>> BEGIN

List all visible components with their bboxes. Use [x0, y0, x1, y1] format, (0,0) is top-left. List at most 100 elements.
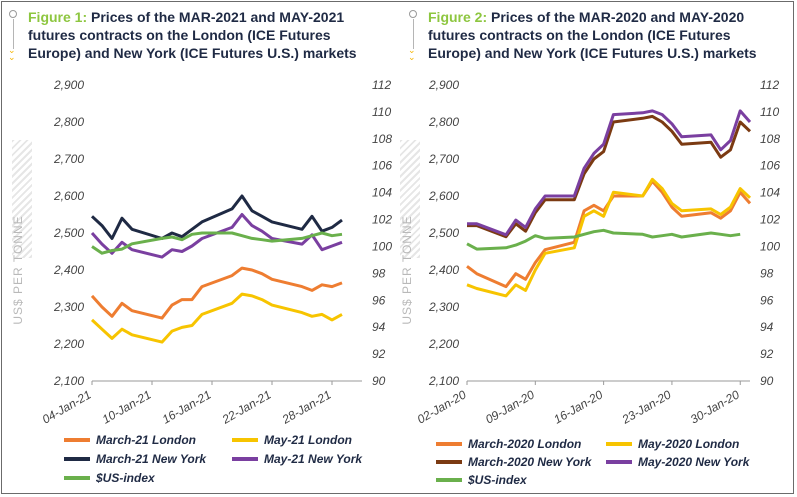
y2-tick-label: 104 — [760, 186, 780, 200]
figure-2-chart: 2,100 2,200 2,300 2,400 2,500 2,600 2,700 2,800… — [415, 78, 781, 427]
legend-item: March-21 London — [64, 433, 196, 449]
y2-tick-label: 90 — [760, 374, 774, 388]
legend-swatch — [436, 441, 462, 446]
y2-tick-label: 104 — [372, 186, 392, 200]
legend-item: $US-index — [436, 473, 527, 489]
y2-tick-label: 92 — [372, 347, 386, 361]
y-tick-label: 2,400 — [53, 263, 84, 277]
series-line-march-london — [90, 266, 343, 320]
y-tick-label: 2,200 — [53, 337, 84, 351]
y2-tick-label: 110 — [760, 105, 779, 119]
y-tick-label: 2,900 — [53, 78, 84, 92]
x-tick-label: 04-Jan-21 — [40, 387, 94, 426]
y-tick-label: 2,200 — [428, 337, 459, 351]
legend-label: May-21 New York — [264, 452, 363, 466]
legend-label: $US-index — [96, 471, 155, 485]
y-tick-label: 2,300 — [53, 300, 84, 314]
y2-tick-label: 106 — [760, 159, 780, 173]
legend-label: May-2020 New York — [638, 455, 750, 469]
timeline-marker-icon: ⌄ ⌄ — [7, 8, 19, 64]
series-line-may-london — [90, 292, 343, 344]
legend-label: March-21 London — [96, 433, 197, 447]
x-tick-label: 16-Jan-21 — [160, 387, 214, 426]
legend-item: May-2020 London — [606, 437, 739, 453]
y2-tick-label: 102 — [372, 213, 392, 227]
legend-item: $US-index — [64, 471, 155, 487]
y2-tick-label: 102 — [760, 213, 780, 227]
y-tick-label: 2,100 — [53, 374, 84, 388]
y-tick-label: 2,600 — [428, 189, 459, 203]
figure-2-title: Prices of the MAR-2020 and MAY-2020 futu… — [428, 9, 757, 61]
figure-1-title: Prices of the MAR-2021 and MAY-2021 futu… — [28, 9, 357, 61]
y2-tick-label: 98 — [372, 266, 386, 280]
y2-tick-label: 96 — [760, 293, 774, 307]
y2-tick-label: 92 — [760, 347, 774, 361]
legend-item: March-2020 New York — [436, 455, 591, 471]
y2-tick-label: 108 — [372, 132, 392, 146]
legend-label: May-2020 London — [638, 437, 740, 451]
x-tick-label: 02-Jan-20 — [415, 387, 469, 426]
figure-1-panel: ⌄ ⌄ Figure 1: Prices of the MAR-2021 and… — [7, 8, 393, 487]
legend-swatch — [436, 459, 462, 464]
series-line-may-london — [466, 177, 752, 298]
legend-swatch — [606, 441, 632, 446]
y-tick-label: 2,500 — [428, 226, 459, 240]
y2-tick-label: 112 — [760, 78, 779, 92]
figure-1-label: Figure 1: — [28, 9, 88, 25]
figure-2-panel: ⌄ ⌄ Figure 2: Prices of the MAR-2020 and… — [400, 0, 797, 497]
y-tick-label: 2,400 — [428, 263, 459, 277]
axis-band-decoration — [400, 140, 420, 258]
y-tick-label: 2,900 — [428, 78, 459, 92]
y-tick-label: 2,700 — [53, 152, 84, 166]
legend-swatch — [232, 456, 258, 461]
y2-tick-label: 100 — [760, 239, 780, 253]
legend-swatch — [606, 459, 632, 464]
series-line-may-newyork — [90, 213, 343, 259]
series-line-march-newyork-2021 — [90, 194, 343, 240]
legend-swatch — [64, 456, 90, 461]
y2-tick-label: 98 — [760, 266, 774, 280]
y-tick-label: 2,800 — [53, 115, 84, 129]
legend-swatch — [64, 475, 90, 480]
y2-tick-label: 108 — [760, 132, 780, 146]
y-tick-label: 2,600 — [53, 189, 84, 203]
legend-item: May-21 New York — [232, 452, 362, 468]
y2-tick-label: 110 — [372, 105, 391, 119]
y-tick-label: 2,500 — [53, 226, 84, 240]
legend-swatch — [436, 477, 462, 482]
axis-band-decoration — [12, 140, 32, 258]
y-tick-label: 2,100 — [428, 374, 459, 388]
x-tick-label: 16-Jan-20 — [551, 387, 605, 426]
y2-tick-label: 94 — [760, 320, 774, 334]
legend-label: March-2020 New York — [468, 455, 592, 469]
figure-1-heading: Figure 1: Prices of the MAR-2021 and MAY… — [28, 8, 380, 62]
legend-swatch — [64, 437, 90, 442]
legend-label: $US-index — [468, 473, 527, 487]
y-tick-label: 2,800 — [428, 115, 459, 129]
legend-item: March-2020 London — [436, 437, 581, 453]
y2-tick-label: 106 — [372, 159, 392, 173]
y-tick-label: 2,700 — [428, 152, 459, 166]
legend-label: March-21 New York — [96, 452, 207, 466]
figure-1-chart: 2,100 2,200 2,300 2,400 2,500 2,600 2,700 2,800… — [40, 78, 393, 427]
x-tick-label: 30-Jan-20 — [688, 387, 742, 426]
legend-label: May-21 London — [264, 433, 353, 447]
series-line-usd-index — [466, 228, 741, 251]
y2-tick-label: 100 — [372, 239, 392, 253]
figure-2-label: Figure 2: — [428, 9, 488, 25]
legend-item: May-21 London — [232, 433, 352, 449]
y2-tick-label: 94 — [372, 320, 386, 334]
x-tick-label: 23-Jan-20 — [619, 387, 674, 427]
y-tick-label: 2,300 — [428, 300, 459, 314]
figure-2-heading: Figure 2: Prices of the MAR-2020 and MAY… — [428, 8, 780, 62]
x-tick-label: 10-Jan-21 — [100, 387, 154, 426]
x-tick-label: 22-Jan-21 — [219, 387, 274, 427]
x-tick-label: 28-Jan-21 — [279, 387, 334, 427]
series-line-may-newyork — [467, 109, 752, 237]
y2-tick-label: 96 — [372, 293, 386, 307]
y2-tick-label: 112 — [372, 78, 391, 92]
legend-item: May-2020 New York — [606, 455, 749, 471]
series-line-march-newyork-2020 — [467, 114, 752, 239]
x-tick-label: 09-Jan-20 — [483, 387, 537, 426]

>> END

#### Instructions for the task:
Rewrite all the rows above with every "legend-item" changed to "legend-entry" and nothing else altered, and omit the pictures.

#### The response:
List all visible components with their bboxes. Use [x0, y0, x1, y1] format, (0,0) is top-left. List at most 100 elements.
y2-tick-label: 104 — [760, 186, 780, 200]
figure-2-chart: 2,100 2,200 2,300 2,400 2,500 2,600 2,700 2,800… — [415, 78, 781, 427]
legend-entry: March-21 London — [64, 433, 196, 449]
y2-tick-label: 90 — [760, 374, 774, 388]
legend-swatch — [436, 441, 462, 446]
y2-tick-label: 104 — [372, 186, 392, 200]
legend-entry: $US-index — [436, 473, 527, 489]
y2-tick-label: 92 — [372, 347, 386, 361]
y-tick-label: 2,400 — [53, 263, 84, 277]
series-line-march-london — [90, 266, 343, 320]
y-tick-label: 2,200 — [53, 337, 84, 351]
y2-tick-label: 110 — [760, 105, 779, 119]
y-tick-label: 2,900 — [53, 78, 84, 92]
x-tick-label: 04-Jan-21 — [40, 387, 94, 426]
y-tick-label: 2,200 — [428, 337, 459, 351]
legend-label: May-21 New York — [264, 452, 363, 466]
legend-label: $US-index — [96, 471, 155, 485]
y-tick-label: 2,300 — [53, 300, 84, 314]
y2-tick-label: 106 — [760, 159, 780, 173]
legend-label: May-2020 New York — [638, 455, 750, 469]
timeline-marker-icon: ⌄ ⌄ — [7, 8, 19, 64]
series-line-may-london — [90, 292, 343, 344]
legend-label: March-21 London — [96, 433, 197, 447]
x-tick-label: 16-Jan-21 — [160, 387, 214, 426]
legend-entry: May-2020 London — [606, 437, 739, 453]
y2-tick-label: 102 — [372, 213, 392, 227]
legend-entry: $US-index — [64, 471, 155, 487]
y2-tick-label: 102 — [760, 213, 780, 227]
y-tick-label: 2,100 — [53, 374, 84, 388]
y-tick-label: 2,600 — [428, 189, 459, 203]
figure-2-title: Prices of the MAR-2020 and MAY-2020 futu… — [428, 9, 757, 61]
figure-1-title: Prices of the MAR-2021 and MAY-2021 futu… — [28, 9, 357, 61]
y2-tick-label: 98 — [372, 266, 386, 280]
y2-tick-label: 96 — [760, 293, 774, 307]
y2-tick-label: 92 — [760, 347, 774, 361]
legend-entry: March-2020 New York — [436, 455, 591, 471]
y2-tick-label: 108 — [372, 132, 392, 146]
legend-label: May-2020 London — [638, 437, 740, 451]
x-tick-label: 02-Jan-20 — [415, 387, 469, 426]
figure-1-panel: ⌄ ⌄ Figure 1: Prices of the MAR-2021 and… — [7, 8, 393, 487]
legend-swatch — [436, 459, 462, 464]
series-line-may-london — [466, 177, 752, 298]
legend-swatch — [606, 441, 632, 446]
y-tick-label: 2,500 — [428, 226, 459, 240]
y2-tick-label: 112 — [760, 78, 779, 92]
figure-1-label: Figure 1: — [28, 9, 88, 25]
figure-2-panel: ⌄ ⌄ Figure 2: Prices of the MAR-2020 and… — [400, 0, 797, 497]
y-tick-label: 2,400 — [428, 263, 459, 277]
axis-band-decoration — [400, 140, 420, 258]
y-tick-label: 2,900 — [428, 78, 459, 92]
y-tick-label: 2,700 — [53, 152, 84, 166]
legend-swatch — [232, 456, 258, 461]
y2-tick-label: 100 — [760, 239, 780, 253]
legend-swatch — [606, 459, 632, 464]
series-line-may-newyork — [90, 213, 343, 259]
series-line-march-newyork-2021 — [90, 194, 343, 240]
legend-swatch — [64, 456, 90, 461]
y2-tick-label: 98 — [760, 266, 774, 280]
y-tick-label: 2,800 — [53, 115, 84, 129]
legend-swatch — [64, 475, 90, 480]
y2-tick-label: 108 — [760, 132, 780, 146]
y-tick-label: 2,600 — [53, 189, 84, 203]
legend-entry: May-21 New York — [232, 452, 362, 468]
y2-tick-label: 110 — [372, 105, 391, 119]
y-tick-label: 2,500 — [53, 226, 84, 240]
legend-swatch — [436, 477, 462, 482]
axis-band-decoration — [12, 140, 32, 258]
y-tick-label: 2,100 — [428, 374, 459, 388]
x-tick-label: 16-Jan-20 — [551, 387, 605, 426]
y2-tick-label: 94 — [760, 320, 774, 334]
legend-label: March-2020 New York — [468, 455, 592, 469]
figure-1-heading: Figure 1: Prices of the MAR-2021 and MAY… — [28, 8, 380, 62]
legend-swatch — [64, 437, 90, 442]
legend-label: $US-index — [468, 473, 527, 487]
y-tick-label: 2,800 — [428, 115, 459, 129]
legend-entry: March-2020 London — [436, 437, 581, 453]
y2-tick-label: 106 — [372, 159, 392, 173]
y-tick-label: 2,700 — [428, 152, 459, 166]
legend-label: March-21 New York — [96, 452, 207, 466]
figure-1-chart: 2,100 2,200 2,300 2,400 2,500 2,600 2,700 2,800… — [40, 78, 393, 427]
x-tick-label: 30-Jan-20 — [688, 387, 742, 426]
legend-label: May-21 London — [264, 433, 353, 447]
series-line-usd-index — [466, 228, 741, 251]
y2-tick-label: 100 — [372, 239, 392, 253]
figure-2-label: Figure 2: — [428, 9, 488, 25]
legend-entry: May-21 London — [232, 433, 352, 449]
y2-tick-label: 94 — [372, 320, 386, 334]
x-tick-label: 23-Jan-20 — [619, 387, 674, 427]
y-tick-label: 2,300 — [428, 300, 459, 314]
figure-2-heading: Figure 2: Prices of the MAR-2020 and MAY… — [428, 8, 780, 62]
x-tick-label: 10-Jan-21 — [100, 387, 154, 426]
x-tick-label: 22-Jan-21 — [219, 387, 274, 427]
x-tick-label: 28-Jan-21 — [279, 387, 334, 427]
series-line-may-newyork — [467, 109, 752, 237]
y2-tick-label: 96 — [372, 293, 386, 307]
y2-tick-label: 112 — [372, 78, 391, 92]
legend-entry: May-2020 New York — [606, 455, 749, 471]
series-line-march-newyork-2020 — [467, 114, 752, 239]
x-tick-label: 09-Jan-20 — [483, 387, 537, 426]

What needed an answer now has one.